What the task asks: Pick out every line in the data below that holds "JSON".

Material supplied:
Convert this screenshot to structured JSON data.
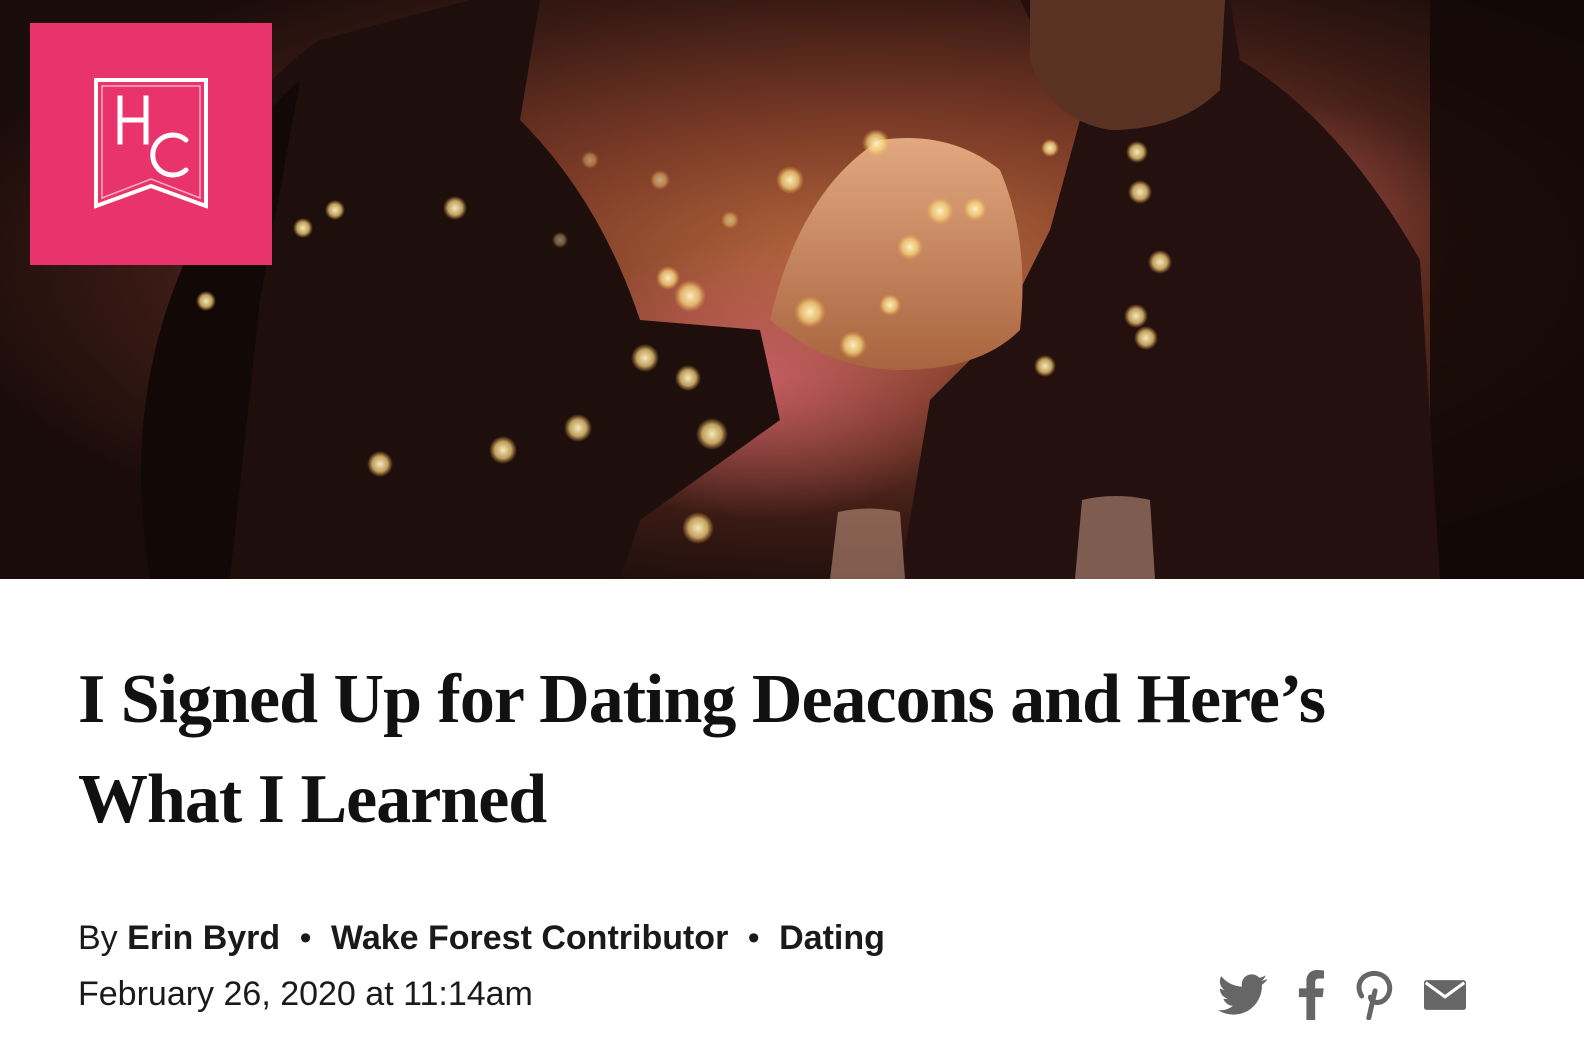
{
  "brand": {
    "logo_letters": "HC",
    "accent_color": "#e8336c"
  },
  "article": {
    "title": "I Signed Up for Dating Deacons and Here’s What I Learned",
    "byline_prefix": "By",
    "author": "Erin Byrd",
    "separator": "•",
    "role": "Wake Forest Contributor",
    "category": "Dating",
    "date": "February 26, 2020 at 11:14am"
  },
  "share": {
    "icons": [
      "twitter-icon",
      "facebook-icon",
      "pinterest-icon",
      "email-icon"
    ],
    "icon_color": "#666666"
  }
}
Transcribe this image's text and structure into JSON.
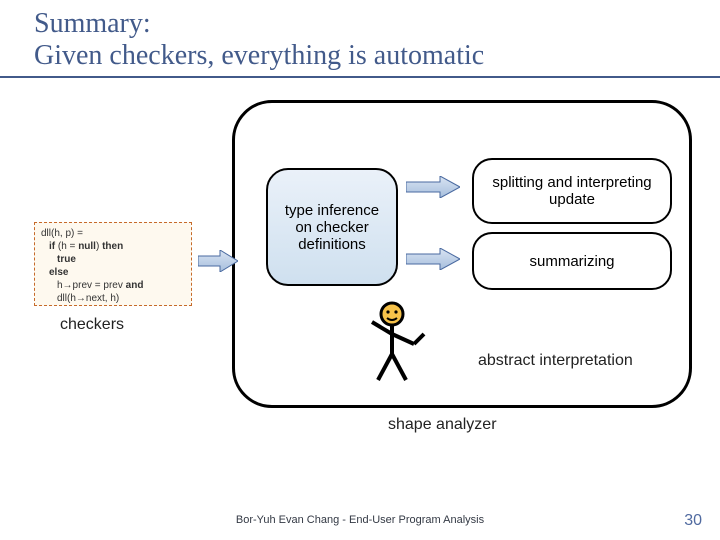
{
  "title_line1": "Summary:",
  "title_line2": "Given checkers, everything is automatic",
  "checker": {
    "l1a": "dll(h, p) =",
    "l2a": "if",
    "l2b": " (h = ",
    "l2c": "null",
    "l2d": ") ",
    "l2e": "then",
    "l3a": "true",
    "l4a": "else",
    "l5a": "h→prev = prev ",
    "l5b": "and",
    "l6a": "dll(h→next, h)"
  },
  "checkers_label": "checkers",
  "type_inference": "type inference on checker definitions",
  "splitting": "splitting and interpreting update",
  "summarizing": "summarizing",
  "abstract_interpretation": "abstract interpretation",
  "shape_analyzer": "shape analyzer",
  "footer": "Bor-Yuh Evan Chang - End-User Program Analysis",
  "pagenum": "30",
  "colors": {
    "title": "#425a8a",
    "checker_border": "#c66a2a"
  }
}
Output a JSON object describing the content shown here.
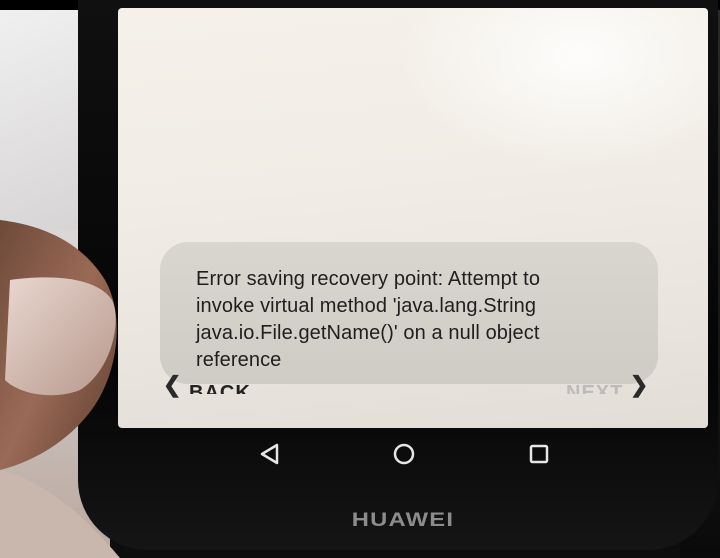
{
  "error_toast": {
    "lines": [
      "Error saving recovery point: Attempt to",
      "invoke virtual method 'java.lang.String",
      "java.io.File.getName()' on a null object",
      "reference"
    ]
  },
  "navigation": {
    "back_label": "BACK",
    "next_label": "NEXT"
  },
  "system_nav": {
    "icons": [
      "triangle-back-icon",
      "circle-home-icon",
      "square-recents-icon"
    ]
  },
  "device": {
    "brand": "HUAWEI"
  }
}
...
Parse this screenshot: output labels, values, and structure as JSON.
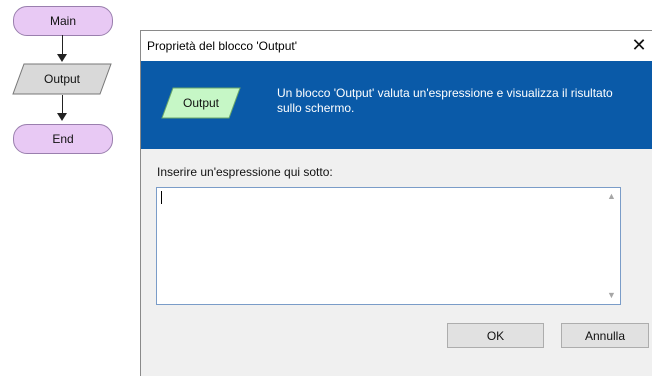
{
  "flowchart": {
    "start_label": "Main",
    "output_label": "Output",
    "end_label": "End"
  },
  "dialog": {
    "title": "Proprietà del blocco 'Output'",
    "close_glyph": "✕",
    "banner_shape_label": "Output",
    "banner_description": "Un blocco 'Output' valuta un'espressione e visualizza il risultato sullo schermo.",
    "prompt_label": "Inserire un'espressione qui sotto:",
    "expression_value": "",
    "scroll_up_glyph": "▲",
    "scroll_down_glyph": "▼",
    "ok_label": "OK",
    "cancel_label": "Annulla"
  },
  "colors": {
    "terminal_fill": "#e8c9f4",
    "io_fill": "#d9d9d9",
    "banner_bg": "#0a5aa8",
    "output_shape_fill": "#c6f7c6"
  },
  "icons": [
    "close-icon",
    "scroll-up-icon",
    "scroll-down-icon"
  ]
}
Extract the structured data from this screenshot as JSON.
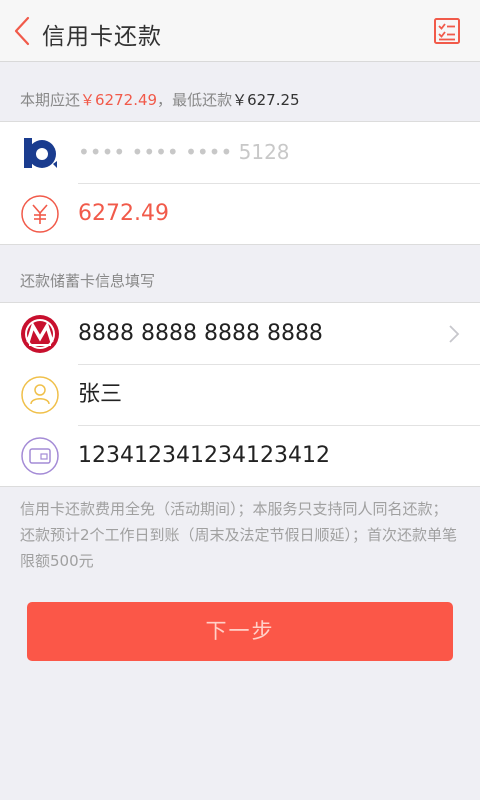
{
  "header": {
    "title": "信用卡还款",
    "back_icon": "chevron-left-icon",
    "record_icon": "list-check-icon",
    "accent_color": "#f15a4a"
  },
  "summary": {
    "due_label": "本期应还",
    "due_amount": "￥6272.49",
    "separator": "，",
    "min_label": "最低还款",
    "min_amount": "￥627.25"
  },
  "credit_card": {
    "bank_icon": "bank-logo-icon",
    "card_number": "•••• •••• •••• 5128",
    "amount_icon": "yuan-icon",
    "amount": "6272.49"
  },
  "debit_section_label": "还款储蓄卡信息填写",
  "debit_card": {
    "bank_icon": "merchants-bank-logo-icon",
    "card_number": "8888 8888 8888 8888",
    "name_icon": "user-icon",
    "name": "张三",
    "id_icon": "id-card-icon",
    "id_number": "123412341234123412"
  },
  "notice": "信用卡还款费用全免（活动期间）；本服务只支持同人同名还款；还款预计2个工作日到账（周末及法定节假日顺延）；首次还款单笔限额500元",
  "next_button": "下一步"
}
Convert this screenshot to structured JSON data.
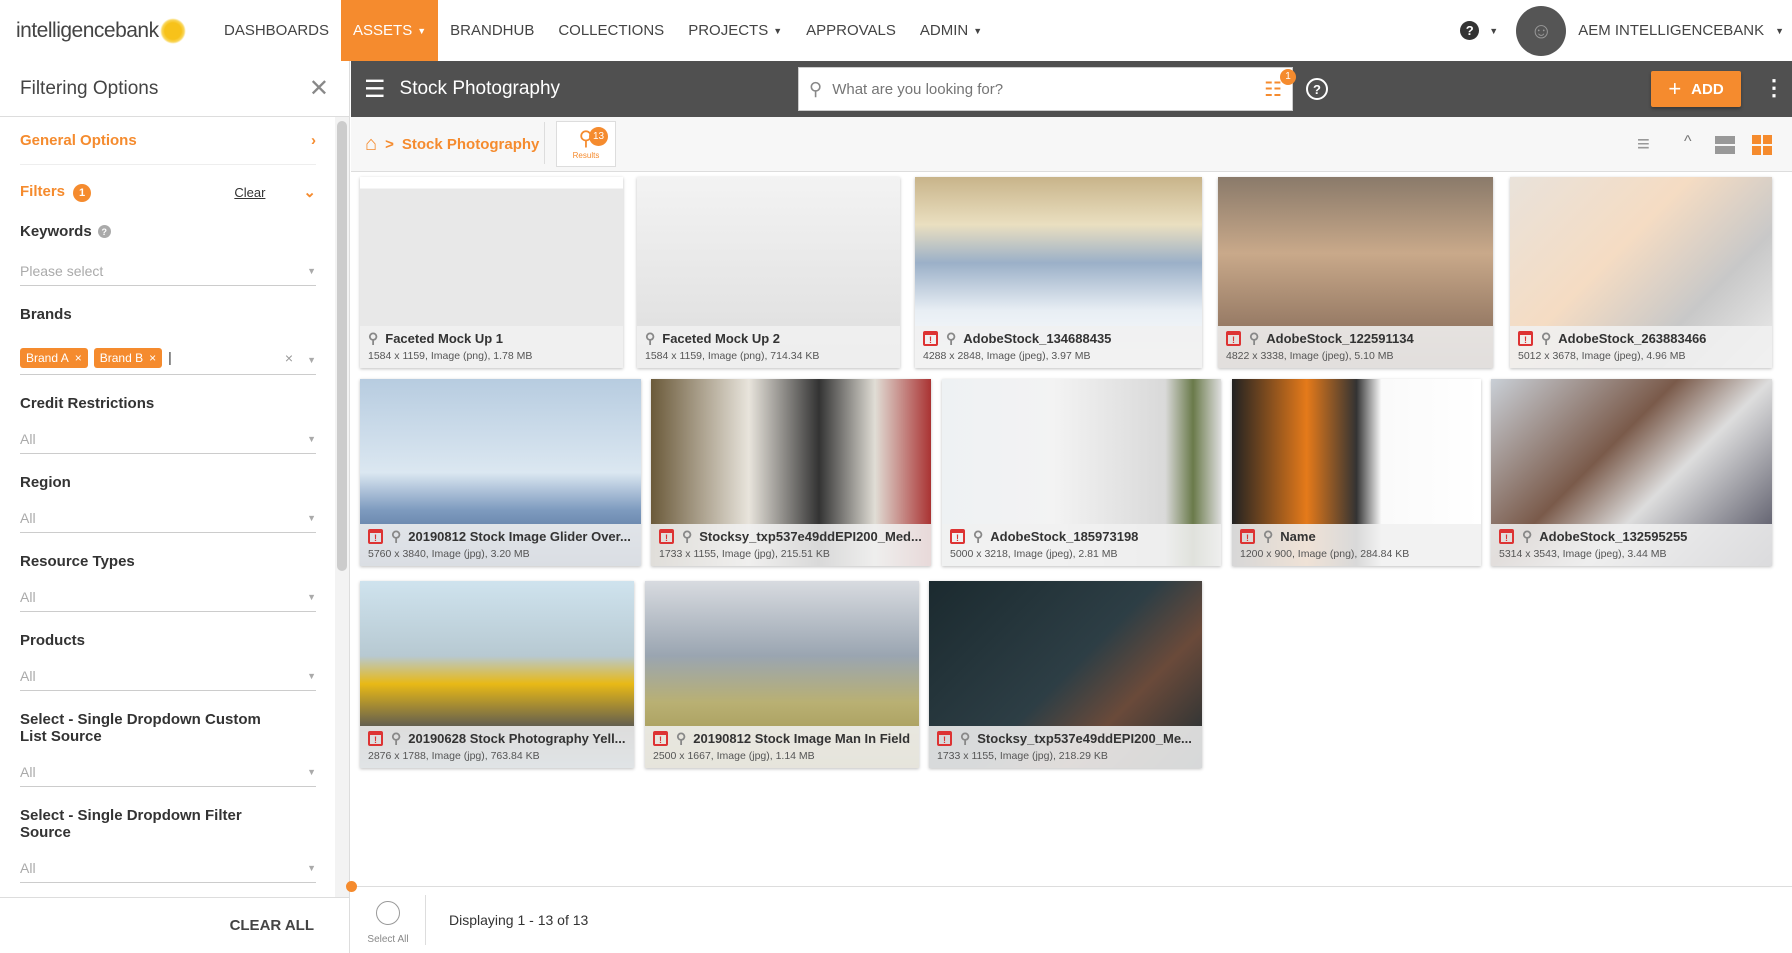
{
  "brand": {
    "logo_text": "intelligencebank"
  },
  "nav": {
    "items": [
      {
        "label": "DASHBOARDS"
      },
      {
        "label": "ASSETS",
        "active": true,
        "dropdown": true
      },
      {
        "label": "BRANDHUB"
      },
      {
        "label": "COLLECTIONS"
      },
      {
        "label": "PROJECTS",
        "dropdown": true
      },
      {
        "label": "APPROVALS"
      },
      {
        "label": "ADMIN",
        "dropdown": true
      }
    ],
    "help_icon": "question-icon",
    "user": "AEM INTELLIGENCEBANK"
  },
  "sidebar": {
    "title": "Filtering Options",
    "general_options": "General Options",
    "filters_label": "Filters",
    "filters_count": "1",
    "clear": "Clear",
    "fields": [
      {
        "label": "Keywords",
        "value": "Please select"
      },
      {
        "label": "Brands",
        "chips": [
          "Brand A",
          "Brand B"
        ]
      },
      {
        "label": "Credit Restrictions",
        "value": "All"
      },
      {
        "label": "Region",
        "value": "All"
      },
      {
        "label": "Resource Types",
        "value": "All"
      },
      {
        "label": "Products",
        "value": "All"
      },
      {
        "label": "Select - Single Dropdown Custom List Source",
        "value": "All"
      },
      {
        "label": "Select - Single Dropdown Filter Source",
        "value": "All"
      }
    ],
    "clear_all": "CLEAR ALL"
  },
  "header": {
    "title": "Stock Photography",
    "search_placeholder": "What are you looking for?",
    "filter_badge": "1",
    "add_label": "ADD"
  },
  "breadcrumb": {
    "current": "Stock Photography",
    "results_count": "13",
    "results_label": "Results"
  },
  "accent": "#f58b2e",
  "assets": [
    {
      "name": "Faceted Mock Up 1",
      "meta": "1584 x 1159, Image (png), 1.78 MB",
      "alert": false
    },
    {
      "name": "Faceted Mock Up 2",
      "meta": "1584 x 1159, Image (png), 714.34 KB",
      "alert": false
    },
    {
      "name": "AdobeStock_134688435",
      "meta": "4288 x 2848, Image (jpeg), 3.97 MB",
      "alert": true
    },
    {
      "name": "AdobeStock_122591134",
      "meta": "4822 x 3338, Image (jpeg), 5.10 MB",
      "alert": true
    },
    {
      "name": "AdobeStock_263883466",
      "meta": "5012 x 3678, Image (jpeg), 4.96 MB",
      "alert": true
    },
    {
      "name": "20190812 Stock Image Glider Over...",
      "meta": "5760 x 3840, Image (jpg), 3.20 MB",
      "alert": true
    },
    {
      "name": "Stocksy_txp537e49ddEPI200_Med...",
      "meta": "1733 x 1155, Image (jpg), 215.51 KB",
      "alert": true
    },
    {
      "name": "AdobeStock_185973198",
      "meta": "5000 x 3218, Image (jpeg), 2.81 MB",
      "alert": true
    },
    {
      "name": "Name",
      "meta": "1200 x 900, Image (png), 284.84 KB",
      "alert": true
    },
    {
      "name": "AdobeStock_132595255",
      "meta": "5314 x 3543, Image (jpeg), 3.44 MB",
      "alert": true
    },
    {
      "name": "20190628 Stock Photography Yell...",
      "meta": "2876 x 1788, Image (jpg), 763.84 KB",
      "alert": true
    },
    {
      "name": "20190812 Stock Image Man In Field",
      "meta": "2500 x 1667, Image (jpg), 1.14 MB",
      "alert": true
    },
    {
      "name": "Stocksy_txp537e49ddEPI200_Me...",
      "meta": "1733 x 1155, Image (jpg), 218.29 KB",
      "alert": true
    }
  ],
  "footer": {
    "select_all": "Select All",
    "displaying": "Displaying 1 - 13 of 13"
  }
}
--
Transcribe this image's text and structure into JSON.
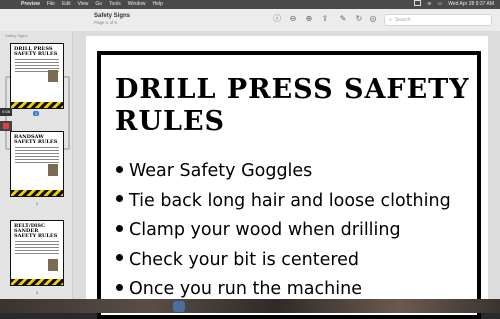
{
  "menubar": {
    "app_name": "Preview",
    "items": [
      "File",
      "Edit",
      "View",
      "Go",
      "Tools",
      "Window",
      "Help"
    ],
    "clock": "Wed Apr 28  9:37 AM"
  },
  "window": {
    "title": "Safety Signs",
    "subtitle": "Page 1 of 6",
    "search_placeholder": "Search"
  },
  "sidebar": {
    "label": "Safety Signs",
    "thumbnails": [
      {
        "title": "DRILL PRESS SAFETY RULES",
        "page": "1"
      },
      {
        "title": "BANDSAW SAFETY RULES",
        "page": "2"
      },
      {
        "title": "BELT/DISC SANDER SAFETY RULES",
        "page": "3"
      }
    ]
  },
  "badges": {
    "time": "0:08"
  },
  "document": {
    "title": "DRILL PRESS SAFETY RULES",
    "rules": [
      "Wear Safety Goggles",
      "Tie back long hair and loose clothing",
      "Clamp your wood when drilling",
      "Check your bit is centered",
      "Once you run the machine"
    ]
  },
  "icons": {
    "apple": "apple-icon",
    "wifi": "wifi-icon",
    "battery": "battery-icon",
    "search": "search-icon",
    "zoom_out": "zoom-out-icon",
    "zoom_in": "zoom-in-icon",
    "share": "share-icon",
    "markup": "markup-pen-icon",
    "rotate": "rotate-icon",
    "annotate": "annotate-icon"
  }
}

Written answer:
Convert this screenshot to structured JSON data.
Transcribe this image's text and structure into JSON.
Output a JSON object describing the content shown here.
Parse this screenshot: output labels, values, and structure as JSON.
Extract the structured data from this screenshot as JSON.
Convert this screenshot to structured JSON data.
Transcribe this image's text and structure into JSON.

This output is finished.